Problem description — Extract each line bearing the word "dfdfdf".

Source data
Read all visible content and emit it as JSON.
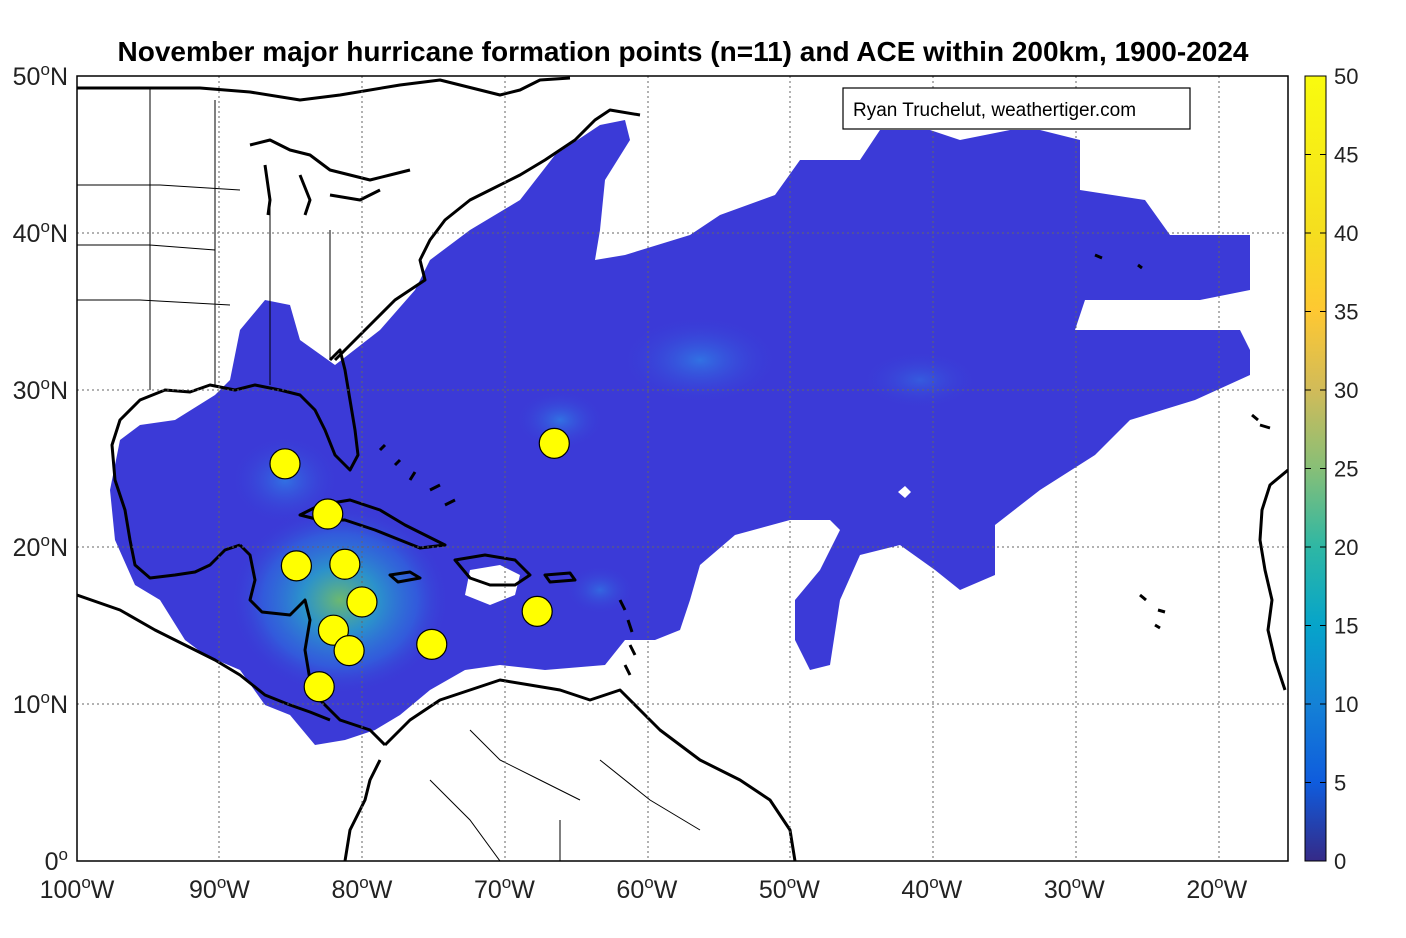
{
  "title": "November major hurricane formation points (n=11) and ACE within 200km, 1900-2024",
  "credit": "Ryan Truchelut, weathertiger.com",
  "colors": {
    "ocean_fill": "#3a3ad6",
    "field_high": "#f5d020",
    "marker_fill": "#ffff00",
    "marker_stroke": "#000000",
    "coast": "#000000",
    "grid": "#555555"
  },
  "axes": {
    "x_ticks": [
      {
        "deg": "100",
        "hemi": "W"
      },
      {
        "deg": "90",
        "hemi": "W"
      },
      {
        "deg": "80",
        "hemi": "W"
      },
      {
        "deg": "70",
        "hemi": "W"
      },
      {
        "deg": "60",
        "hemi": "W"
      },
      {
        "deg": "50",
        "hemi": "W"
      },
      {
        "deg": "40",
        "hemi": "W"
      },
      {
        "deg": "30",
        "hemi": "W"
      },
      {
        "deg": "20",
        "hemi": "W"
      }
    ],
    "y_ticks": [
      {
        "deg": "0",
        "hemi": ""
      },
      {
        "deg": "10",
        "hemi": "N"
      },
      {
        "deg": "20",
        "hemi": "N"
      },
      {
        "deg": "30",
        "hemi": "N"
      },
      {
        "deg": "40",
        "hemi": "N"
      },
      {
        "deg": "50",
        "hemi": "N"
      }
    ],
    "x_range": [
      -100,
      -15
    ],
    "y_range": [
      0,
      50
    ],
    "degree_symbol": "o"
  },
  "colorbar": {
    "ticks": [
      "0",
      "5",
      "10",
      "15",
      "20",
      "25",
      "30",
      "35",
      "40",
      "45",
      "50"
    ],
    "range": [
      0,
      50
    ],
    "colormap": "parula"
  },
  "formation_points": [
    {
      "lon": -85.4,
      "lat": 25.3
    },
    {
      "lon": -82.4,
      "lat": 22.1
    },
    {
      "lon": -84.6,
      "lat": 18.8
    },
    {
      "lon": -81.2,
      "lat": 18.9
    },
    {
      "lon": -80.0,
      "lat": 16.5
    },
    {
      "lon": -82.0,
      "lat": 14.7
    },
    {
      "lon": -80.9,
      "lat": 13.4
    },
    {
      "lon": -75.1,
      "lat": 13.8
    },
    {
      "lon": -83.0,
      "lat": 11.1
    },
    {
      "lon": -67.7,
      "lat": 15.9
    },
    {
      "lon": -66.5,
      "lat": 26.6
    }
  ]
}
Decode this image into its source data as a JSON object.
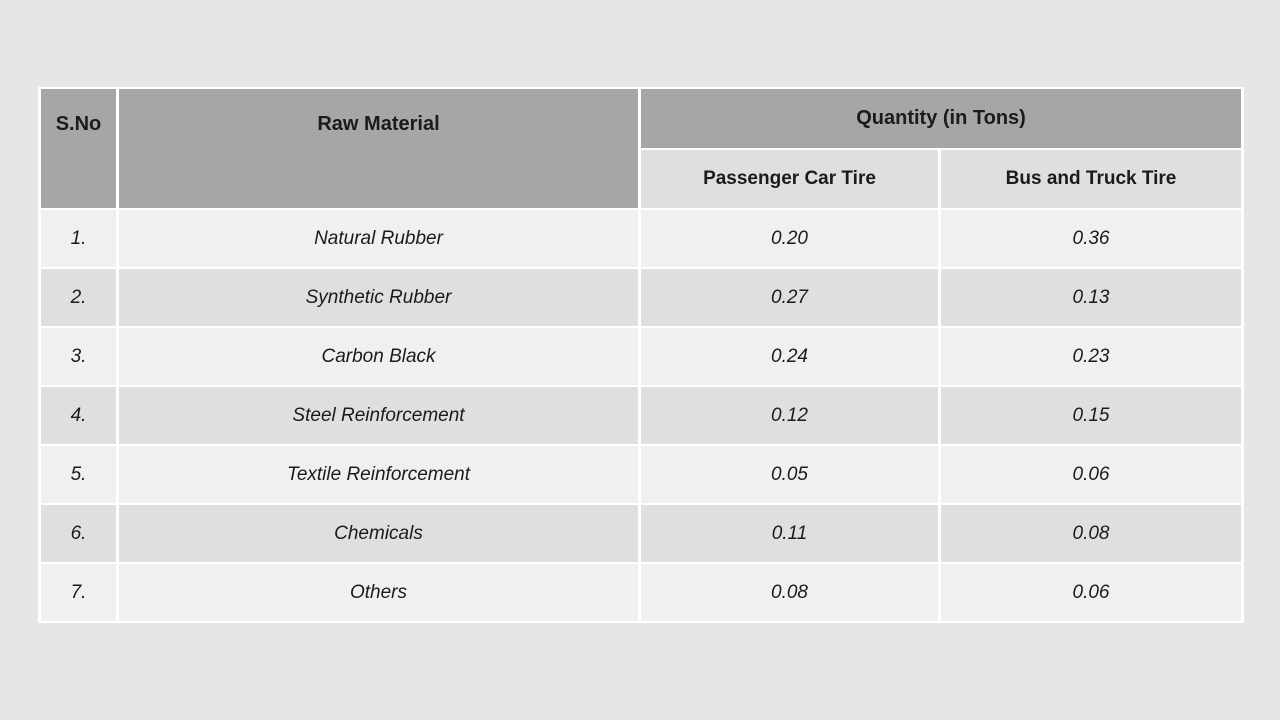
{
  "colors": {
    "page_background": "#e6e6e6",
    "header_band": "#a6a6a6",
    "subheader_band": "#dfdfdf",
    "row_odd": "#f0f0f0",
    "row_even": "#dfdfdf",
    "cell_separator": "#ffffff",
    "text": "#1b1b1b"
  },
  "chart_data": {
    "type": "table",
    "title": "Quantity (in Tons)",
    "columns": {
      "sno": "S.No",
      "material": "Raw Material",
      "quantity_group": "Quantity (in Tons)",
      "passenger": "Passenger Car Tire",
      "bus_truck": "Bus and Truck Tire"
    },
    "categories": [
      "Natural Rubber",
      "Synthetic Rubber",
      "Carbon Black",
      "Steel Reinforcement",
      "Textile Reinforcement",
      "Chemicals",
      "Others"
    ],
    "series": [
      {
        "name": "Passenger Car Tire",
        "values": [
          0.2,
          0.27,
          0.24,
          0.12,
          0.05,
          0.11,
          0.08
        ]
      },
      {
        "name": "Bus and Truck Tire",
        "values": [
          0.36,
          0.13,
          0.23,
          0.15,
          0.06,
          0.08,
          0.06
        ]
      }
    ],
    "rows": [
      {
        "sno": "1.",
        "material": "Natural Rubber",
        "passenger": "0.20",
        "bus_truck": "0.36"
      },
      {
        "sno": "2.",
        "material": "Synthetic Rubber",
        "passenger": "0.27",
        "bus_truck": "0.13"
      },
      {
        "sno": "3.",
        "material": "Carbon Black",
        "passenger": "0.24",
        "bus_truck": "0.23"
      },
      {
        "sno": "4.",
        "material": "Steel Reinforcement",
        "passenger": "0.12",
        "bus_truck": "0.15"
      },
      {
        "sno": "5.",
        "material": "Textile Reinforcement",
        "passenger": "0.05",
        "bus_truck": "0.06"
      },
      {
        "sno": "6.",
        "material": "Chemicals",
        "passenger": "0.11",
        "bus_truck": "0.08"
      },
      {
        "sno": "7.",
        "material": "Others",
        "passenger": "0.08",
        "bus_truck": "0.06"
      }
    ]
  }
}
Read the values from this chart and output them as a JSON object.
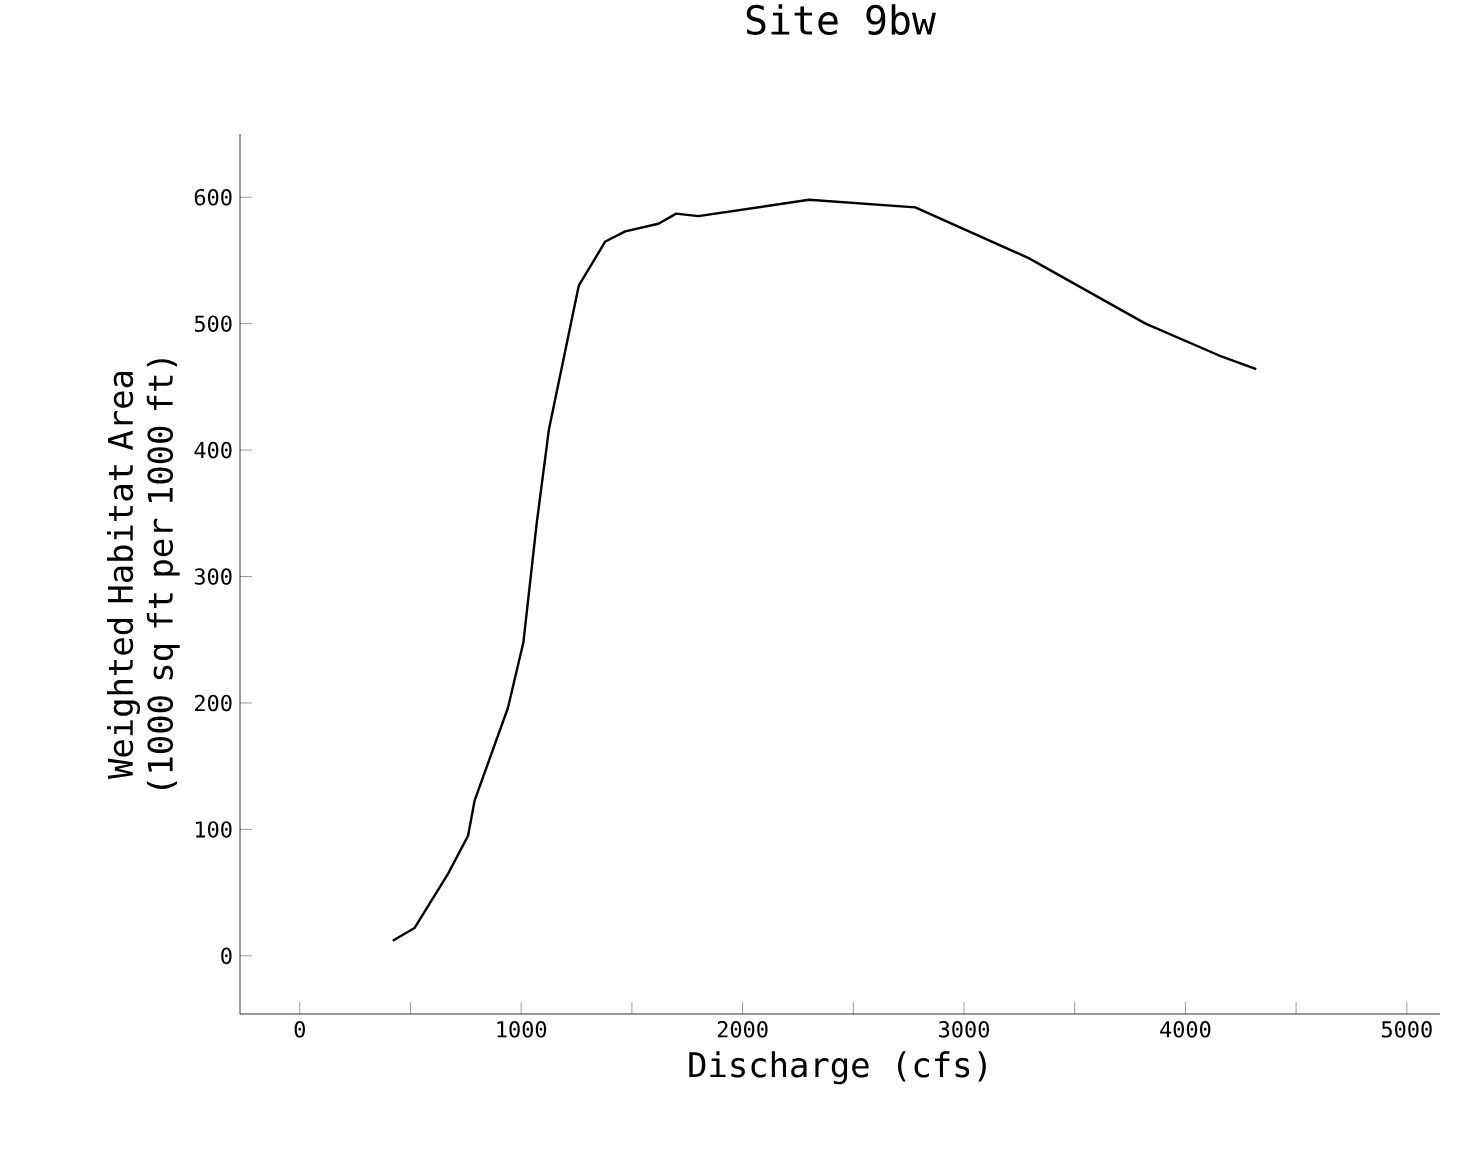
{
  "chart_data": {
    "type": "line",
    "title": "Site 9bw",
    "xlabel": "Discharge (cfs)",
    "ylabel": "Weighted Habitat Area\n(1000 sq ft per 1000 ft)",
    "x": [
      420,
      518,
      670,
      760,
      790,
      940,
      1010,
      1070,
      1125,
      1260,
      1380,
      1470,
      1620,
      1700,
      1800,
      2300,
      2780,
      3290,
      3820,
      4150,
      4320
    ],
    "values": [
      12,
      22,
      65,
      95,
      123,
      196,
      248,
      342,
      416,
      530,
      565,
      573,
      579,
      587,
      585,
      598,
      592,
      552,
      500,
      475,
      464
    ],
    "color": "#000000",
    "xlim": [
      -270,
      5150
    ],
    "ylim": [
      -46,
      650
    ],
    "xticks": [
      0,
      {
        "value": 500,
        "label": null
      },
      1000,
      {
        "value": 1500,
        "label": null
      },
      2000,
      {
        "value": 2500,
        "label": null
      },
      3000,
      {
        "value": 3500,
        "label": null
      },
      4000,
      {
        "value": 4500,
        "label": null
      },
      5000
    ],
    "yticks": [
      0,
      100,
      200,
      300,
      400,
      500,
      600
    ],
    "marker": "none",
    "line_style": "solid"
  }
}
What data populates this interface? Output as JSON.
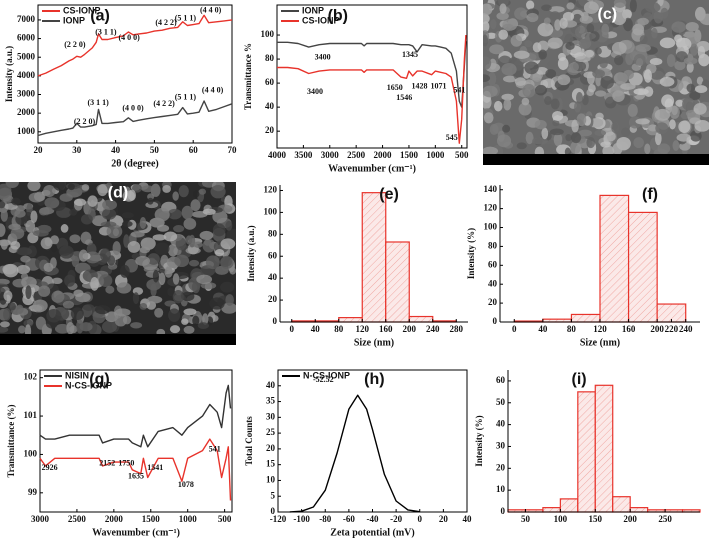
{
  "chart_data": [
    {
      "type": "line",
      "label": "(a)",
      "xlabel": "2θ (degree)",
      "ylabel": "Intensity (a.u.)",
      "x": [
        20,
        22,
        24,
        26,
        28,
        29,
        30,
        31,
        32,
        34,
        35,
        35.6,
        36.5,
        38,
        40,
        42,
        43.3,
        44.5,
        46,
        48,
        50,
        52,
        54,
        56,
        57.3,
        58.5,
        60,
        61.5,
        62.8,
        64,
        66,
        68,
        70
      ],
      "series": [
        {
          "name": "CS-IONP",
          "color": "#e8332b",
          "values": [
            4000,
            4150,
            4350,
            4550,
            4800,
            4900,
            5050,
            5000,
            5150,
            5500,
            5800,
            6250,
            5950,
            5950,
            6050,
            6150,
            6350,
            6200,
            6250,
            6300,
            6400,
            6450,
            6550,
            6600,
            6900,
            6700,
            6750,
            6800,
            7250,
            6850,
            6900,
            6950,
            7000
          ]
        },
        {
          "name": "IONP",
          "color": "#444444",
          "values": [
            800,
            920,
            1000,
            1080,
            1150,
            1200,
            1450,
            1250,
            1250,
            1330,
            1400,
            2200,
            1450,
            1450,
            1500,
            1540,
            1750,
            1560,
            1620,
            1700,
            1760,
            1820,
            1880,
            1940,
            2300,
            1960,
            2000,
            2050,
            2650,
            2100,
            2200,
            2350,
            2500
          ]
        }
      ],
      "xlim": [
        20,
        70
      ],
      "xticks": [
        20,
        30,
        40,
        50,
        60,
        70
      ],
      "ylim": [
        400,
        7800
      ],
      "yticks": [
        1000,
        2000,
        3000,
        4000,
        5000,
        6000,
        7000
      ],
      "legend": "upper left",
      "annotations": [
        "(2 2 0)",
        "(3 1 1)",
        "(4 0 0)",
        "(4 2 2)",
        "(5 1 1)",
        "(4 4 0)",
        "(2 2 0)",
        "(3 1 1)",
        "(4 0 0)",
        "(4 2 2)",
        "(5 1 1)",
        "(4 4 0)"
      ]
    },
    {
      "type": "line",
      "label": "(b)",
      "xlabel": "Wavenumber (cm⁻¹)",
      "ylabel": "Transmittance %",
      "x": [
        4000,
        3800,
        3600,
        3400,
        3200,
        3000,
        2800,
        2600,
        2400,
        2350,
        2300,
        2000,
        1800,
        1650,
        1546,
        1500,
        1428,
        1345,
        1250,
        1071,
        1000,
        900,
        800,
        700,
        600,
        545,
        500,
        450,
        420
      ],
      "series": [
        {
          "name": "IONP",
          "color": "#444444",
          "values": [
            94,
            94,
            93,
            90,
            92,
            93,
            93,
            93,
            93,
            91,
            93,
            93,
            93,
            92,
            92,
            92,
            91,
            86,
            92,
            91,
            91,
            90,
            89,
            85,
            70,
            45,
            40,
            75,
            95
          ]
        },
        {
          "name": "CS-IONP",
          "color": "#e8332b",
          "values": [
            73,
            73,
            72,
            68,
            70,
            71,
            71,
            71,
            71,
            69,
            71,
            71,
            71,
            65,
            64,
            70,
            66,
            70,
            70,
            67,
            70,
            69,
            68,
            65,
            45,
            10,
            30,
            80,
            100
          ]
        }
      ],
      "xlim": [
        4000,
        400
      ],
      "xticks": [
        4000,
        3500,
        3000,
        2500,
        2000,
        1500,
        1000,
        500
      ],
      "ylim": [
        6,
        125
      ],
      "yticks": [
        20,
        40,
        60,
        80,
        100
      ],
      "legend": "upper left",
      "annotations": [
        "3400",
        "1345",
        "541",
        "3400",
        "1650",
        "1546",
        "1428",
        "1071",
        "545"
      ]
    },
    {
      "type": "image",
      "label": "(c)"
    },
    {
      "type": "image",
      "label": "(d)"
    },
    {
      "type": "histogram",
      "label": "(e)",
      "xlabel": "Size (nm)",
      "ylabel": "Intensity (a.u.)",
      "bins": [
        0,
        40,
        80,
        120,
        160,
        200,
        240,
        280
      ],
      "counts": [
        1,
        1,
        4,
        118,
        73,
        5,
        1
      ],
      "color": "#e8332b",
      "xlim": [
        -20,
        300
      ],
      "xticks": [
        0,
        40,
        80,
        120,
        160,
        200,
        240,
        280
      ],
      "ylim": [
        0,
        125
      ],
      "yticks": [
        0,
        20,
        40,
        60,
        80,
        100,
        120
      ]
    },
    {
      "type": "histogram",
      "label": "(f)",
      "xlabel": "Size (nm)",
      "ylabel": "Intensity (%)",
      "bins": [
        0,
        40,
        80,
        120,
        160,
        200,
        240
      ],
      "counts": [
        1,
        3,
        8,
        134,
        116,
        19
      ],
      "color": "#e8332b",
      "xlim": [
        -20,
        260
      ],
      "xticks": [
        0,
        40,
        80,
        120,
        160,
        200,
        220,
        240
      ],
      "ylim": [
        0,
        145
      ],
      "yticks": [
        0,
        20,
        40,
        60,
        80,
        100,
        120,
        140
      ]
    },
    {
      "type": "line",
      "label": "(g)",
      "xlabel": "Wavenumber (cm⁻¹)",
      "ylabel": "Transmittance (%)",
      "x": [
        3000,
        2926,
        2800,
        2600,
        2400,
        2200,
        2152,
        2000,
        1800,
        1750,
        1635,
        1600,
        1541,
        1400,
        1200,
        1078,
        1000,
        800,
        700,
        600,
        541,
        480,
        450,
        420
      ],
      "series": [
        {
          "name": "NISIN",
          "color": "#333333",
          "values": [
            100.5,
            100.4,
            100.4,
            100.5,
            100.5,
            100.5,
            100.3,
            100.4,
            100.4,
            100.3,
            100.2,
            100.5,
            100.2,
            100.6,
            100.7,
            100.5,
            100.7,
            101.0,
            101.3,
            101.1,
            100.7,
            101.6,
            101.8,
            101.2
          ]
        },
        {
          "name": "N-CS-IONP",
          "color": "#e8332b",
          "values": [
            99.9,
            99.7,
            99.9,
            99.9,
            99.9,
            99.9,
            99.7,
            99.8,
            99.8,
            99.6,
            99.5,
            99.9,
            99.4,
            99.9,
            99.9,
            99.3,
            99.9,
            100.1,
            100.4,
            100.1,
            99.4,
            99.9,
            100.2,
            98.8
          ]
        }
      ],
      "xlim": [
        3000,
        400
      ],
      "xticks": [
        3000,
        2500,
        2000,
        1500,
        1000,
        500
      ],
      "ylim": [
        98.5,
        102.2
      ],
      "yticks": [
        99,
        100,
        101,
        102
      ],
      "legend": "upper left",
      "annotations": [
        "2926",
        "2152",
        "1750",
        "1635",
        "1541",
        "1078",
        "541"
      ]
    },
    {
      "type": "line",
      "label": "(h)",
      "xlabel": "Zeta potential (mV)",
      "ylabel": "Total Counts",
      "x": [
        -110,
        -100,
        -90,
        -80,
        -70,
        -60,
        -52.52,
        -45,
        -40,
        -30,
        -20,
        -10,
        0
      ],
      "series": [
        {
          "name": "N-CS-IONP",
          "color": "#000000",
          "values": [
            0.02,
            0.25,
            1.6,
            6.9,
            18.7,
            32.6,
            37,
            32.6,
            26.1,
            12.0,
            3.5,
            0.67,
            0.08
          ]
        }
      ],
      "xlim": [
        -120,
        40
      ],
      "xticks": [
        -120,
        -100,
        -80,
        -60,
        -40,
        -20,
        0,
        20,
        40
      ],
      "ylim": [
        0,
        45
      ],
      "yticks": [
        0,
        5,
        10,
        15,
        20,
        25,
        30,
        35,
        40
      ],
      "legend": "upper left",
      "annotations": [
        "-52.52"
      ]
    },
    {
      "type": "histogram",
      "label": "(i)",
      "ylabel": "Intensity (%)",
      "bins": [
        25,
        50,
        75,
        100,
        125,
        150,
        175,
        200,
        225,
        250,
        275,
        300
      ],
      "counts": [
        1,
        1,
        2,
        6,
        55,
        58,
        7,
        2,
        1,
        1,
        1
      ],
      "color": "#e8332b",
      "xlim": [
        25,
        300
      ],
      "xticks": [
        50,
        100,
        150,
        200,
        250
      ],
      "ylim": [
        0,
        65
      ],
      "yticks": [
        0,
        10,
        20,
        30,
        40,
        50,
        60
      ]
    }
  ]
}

Expected answer —
    "subheader_band": "#dfdfdf",
    "row_even": "#dfdfdf",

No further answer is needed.